Figure data in JSON:
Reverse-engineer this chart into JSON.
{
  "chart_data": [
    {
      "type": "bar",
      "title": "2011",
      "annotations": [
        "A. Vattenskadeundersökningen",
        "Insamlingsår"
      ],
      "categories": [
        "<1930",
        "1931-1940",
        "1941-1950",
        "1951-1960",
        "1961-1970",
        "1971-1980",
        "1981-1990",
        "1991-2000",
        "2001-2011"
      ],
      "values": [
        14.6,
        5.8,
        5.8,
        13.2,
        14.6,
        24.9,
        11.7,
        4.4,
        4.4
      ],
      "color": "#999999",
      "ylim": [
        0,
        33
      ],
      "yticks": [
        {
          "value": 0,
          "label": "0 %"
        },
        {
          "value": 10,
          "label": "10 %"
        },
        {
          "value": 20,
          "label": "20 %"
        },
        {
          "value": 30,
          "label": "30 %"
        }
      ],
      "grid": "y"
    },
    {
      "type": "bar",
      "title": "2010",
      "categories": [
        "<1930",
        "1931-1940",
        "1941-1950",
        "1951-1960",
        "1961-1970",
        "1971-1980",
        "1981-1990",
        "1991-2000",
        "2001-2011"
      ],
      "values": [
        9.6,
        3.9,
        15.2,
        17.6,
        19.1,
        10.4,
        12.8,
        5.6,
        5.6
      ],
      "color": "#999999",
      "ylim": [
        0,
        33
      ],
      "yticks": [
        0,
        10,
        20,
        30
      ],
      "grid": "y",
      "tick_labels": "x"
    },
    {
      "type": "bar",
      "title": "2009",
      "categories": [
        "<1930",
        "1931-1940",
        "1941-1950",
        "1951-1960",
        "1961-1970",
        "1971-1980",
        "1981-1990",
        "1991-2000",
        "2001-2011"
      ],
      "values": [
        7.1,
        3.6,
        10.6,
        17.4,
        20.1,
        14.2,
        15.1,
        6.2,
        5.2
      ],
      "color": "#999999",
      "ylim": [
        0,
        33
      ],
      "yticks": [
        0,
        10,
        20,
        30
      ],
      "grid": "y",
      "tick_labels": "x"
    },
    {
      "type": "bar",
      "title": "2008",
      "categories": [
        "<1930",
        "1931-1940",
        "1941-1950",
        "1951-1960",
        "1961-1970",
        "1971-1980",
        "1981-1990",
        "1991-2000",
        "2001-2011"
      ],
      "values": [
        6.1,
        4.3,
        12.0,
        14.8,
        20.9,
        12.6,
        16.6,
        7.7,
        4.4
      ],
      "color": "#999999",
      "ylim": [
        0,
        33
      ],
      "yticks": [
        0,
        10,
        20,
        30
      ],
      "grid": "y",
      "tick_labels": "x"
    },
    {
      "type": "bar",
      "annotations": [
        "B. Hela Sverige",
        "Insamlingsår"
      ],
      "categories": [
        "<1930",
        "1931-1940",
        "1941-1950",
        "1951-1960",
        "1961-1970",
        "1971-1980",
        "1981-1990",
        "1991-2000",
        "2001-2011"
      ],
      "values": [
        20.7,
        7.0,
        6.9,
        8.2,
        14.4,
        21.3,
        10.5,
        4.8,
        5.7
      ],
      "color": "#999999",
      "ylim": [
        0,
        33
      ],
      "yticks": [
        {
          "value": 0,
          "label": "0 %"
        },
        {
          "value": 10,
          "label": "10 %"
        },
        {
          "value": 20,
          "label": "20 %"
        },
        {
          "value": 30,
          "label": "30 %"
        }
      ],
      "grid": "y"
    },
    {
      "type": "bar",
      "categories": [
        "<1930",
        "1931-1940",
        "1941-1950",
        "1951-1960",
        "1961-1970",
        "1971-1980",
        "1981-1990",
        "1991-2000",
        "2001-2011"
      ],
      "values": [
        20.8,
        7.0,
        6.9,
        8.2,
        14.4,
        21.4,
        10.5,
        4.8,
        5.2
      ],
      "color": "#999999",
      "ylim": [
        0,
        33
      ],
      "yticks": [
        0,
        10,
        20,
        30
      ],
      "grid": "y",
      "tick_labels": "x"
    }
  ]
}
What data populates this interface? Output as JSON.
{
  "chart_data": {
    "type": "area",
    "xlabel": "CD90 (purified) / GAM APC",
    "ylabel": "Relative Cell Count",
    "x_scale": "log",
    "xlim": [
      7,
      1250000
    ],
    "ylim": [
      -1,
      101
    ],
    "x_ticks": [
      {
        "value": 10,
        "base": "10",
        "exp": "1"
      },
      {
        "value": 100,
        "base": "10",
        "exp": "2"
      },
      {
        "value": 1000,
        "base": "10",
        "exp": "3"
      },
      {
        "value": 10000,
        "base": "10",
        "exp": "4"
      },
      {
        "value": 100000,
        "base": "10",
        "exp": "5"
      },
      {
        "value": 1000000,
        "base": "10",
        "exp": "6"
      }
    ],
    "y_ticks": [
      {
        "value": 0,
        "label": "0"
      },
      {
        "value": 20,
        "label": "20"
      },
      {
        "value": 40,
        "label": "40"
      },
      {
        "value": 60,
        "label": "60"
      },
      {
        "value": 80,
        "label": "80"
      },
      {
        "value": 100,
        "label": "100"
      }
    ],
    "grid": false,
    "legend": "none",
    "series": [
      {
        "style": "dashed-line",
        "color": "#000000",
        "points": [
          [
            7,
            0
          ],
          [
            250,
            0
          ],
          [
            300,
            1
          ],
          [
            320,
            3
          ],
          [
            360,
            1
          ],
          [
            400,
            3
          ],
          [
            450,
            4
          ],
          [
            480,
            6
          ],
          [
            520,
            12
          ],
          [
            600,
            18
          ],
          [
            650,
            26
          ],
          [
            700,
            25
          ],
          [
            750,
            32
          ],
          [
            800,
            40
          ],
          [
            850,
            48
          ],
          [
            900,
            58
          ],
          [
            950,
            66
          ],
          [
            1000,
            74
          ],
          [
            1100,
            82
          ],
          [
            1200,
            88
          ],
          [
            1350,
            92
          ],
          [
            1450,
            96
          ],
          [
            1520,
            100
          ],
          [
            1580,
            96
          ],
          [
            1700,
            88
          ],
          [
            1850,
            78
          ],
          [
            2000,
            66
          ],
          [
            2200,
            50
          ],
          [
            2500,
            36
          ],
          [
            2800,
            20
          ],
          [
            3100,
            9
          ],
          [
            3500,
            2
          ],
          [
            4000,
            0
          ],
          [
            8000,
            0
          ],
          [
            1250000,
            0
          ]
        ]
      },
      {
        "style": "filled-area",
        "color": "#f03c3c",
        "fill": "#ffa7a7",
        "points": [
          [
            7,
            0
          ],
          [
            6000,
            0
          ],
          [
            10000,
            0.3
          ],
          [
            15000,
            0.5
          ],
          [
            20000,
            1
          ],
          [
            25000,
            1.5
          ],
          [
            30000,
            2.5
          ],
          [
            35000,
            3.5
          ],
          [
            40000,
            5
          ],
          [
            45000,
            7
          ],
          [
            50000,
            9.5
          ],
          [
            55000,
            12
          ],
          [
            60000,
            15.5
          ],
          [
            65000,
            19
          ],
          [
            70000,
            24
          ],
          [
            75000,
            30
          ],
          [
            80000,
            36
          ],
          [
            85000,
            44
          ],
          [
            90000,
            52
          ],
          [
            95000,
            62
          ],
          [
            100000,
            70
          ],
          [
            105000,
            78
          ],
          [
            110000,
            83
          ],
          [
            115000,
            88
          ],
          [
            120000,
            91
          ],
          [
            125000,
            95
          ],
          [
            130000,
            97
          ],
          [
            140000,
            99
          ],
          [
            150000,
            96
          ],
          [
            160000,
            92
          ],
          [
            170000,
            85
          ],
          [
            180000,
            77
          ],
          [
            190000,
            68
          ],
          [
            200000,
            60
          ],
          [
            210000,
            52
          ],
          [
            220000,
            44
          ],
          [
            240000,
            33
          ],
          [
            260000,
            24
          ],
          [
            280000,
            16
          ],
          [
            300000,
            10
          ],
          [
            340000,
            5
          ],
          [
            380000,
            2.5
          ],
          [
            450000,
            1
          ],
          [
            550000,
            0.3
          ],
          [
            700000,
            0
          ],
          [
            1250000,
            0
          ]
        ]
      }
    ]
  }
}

_WHAT IS BEING ASKED_
Pull out every line holding "this" from the records above, and copy it.

_ANSWER TO THE EXERCISE_
Reverse-engineer this chart into JSON.
What data populates this interface? Output as JSON.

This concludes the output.